> _Stated task_:
Make a tally of the lines in the records that include the string "Subscription", and give only that number.

> _Record set_:
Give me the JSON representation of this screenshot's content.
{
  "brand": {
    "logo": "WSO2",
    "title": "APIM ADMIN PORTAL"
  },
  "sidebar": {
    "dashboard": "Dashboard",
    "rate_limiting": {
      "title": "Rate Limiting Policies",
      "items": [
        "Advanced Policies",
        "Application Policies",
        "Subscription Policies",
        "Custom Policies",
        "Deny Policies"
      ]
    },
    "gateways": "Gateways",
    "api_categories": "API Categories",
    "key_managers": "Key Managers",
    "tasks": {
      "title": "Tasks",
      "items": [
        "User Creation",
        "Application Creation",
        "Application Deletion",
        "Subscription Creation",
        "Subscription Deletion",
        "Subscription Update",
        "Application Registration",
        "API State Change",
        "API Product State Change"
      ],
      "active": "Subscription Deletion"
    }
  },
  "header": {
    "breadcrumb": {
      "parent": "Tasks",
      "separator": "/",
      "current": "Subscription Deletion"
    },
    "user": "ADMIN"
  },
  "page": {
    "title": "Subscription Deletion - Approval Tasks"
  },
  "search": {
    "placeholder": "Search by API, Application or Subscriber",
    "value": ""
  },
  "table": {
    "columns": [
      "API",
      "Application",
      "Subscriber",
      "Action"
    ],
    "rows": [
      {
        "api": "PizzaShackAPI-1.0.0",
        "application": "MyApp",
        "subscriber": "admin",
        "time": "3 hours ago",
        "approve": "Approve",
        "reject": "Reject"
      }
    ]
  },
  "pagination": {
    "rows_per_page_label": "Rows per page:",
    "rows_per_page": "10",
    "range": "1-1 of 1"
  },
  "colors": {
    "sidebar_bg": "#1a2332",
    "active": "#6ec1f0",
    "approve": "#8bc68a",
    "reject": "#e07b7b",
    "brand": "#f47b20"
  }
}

--

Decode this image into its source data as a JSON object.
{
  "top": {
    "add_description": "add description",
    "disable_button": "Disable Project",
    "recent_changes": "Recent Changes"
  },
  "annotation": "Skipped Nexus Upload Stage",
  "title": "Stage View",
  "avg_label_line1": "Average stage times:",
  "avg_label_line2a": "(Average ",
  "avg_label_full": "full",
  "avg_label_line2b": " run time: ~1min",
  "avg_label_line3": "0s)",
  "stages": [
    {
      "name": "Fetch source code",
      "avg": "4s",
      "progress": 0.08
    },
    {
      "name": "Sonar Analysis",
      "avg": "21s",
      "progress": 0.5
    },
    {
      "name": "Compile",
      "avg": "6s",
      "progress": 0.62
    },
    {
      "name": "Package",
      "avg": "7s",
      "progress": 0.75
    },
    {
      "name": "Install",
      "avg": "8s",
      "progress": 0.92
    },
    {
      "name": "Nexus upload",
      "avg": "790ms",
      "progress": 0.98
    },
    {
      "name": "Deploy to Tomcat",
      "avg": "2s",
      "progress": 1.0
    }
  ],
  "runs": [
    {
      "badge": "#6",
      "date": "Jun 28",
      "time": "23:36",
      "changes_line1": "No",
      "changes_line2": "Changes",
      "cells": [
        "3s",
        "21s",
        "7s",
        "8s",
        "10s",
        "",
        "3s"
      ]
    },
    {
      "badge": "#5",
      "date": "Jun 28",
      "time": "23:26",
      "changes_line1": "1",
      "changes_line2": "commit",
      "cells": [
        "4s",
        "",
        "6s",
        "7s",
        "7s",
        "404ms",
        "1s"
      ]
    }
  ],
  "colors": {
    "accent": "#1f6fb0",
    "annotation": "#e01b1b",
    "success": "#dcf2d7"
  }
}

...

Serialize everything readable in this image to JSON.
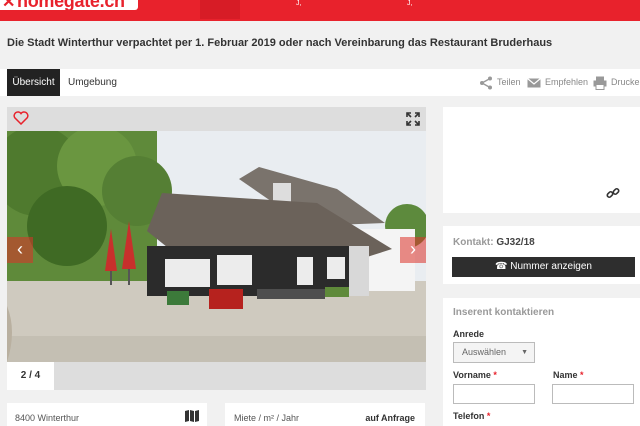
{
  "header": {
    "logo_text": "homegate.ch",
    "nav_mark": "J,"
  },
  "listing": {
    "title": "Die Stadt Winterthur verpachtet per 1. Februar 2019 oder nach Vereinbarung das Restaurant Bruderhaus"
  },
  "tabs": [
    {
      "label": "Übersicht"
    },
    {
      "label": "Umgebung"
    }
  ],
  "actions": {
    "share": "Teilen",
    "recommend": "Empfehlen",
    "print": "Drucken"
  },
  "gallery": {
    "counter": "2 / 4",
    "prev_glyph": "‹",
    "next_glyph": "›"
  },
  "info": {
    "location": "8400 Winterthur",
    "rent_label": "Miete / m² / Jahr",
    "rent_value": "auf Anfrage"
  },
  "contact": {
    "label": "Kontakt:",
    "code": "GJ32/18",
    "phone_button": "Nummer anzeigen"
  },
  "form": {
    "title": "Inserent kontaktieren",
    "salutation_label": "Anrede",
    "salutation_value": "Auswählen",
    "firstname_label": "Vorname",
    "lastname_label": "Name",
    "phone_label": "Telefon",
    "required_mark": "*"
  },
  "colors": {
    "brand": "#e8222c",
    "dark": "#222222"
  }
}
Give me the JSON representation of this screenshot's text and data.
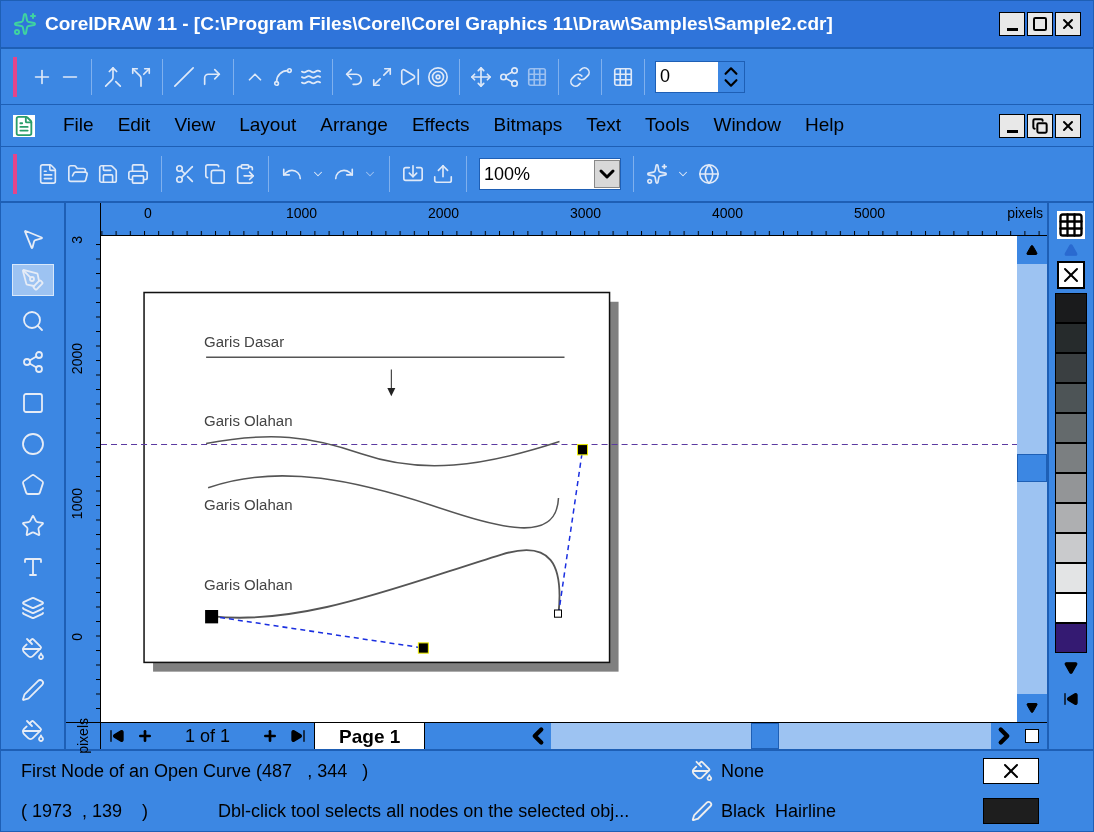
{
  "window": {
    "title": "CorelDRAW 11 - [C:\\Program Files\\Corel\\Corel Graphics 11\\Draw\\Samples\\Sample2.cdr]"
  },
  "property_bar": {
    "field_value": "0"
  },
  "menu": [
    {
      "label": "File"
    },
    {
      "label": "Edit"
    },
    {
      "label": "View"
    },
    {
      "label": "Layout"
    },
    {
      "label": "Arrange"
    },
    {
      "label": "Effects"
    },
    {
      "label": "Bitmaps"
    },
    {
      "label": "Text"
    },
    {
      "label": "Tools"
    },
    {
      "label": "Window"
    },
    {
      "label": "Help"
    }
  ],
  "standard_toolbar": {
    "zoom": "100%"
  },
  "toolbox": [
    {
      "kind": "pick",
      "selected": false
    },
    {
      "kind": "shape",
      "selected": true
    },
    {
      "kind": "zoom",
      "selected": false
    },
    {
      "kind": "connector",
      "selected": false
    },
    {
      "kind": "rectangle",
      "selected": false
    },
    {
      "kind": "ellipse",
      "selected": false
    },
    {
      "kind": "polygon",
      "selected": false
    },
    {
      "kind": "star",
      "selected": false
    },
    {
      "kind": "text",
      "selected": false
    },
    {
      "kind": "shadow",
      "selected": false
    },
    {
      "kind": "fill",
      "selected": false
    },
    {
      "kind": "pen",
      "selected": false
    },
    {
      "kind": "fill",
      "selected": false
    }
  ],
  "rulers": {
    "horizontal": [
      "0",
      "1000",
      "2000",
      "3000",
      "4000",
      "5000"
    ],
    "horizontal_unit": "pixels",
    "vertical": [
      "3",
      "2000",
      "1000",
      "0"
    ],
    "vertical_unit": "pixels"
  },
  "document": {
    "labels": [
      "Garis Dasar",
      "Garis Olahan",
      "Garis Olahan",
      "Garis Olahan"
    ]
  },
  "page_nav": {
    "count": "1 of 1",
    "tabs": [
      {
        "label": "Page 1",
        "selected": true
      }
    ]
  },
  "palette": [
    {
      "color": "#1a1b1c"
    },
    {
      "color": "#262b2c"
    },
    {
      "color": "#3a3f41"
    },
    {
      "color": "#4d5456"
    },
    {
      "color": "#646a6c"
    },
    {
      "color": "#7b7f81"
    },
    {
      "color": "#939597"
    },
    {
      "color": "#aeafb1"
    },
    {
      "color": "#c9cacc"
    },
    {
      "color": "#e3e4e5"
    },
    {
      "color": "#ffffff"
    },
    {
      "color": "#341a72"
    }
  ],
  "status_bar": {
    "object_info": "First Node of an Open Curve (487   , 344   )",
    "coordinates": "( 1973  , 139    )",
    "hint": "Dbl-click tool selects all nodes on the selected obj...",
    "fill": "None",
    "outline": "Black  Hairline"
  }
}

> _The reply_:
7